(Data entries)

★ ★ ★

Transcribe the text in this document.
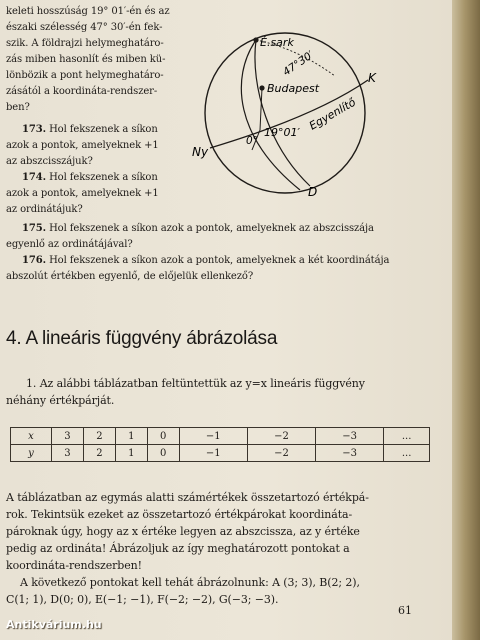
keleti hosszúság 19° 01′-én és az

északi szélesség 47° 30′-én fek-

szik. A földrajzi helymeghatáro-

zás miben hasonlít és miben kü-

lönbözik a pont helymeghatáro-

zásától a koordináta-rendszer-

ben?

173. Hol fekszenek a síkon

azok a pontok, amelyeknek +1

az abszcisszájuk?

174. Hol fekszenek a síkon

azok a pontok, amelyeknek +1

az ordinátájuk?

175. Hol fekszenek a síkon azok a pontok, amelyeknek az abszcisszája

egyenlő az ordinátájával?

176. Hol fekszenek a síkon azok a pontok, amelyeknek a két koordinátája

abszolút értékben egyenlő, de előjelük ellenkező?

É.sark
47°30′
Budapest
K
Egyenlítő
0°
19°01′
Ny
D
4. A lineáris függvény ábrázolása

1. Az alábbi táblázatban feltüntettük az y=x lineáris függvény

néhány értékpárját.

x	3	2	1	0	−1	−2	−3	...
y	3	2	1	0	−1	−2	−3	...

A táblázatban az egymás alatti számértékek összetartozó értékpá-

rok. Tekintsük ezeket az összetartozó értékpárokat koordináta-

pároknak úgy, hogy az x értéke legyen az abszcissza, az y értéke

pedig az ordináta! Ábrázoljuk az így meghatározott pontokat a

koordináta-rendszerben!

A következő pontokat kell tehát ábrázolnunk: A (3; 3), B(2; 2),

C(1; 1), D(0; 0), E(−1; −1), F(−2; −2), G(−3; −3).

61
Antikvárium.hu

★ ★ ★

◆ **EXERCISE INSTRUCTIONS**
Repeat the full listing above exactly, with no pictures in the copy.

◆ **PROBLEM SOLUTION**
Transcribe the text in this document.
keleti hosszúság 19° 01′-én és az

északi szélesség 47° 30′-én fek-

szik. A földrajzi helymeghatáro-

zás miben hasonlít és miben kü-

lönbözik a pont helymeghatáro-

zásától a koordináta-rendszer-

ben?

173. Hol fekszenek a síkon

azok a pontok, amelyeknek +1

az abszcisszájuk?

174. Hol fekszenek a síkon

azok a pontok, amelyeknek +1

az ordinátájuk?

175. Hol fekszenek a síkon azok a pontok, amelyeknek az abszcisszája

egyenlő az ordinátájával?

176. Hol fekszenek a síkon azok a pontok, amelyeknek a két koordinátája

abszolút értékben egyenlő, de előjelük ellenkező?

É.sark
47°30′
Budapest
K
Egyenlítő
0°
19°01′
Ny
D
4. A lineáris függvény ábrázolása

1. Az alábbi táblázatban feltüntettük az y=x lineáris függvény

néhány értékpárját.

x	3	2	1	0	−1	−2	−3	...
y	3	2	1	0	−1	−2	−3	...

A táblázatban az egymás alatti számértékek összetartozó értékpá-

rok. Tekintsük ezeket az összetartozó értékpárokat koordináta-

pároknak úgy, hogy az x értéke legyen az abszcissza, az y értéke

pedig az ordináta! Ábrázoljuk az így meghatározott pontokat a

koordináta-rendszerben!

A következő pontokat kell tehát ábrázolnunk: A (3; 3), B(2; 2),

C(1; 1), D(0; 0), E(−1; −1), F(−2; −2), G(−3; −3).

61
Antikvárium.hu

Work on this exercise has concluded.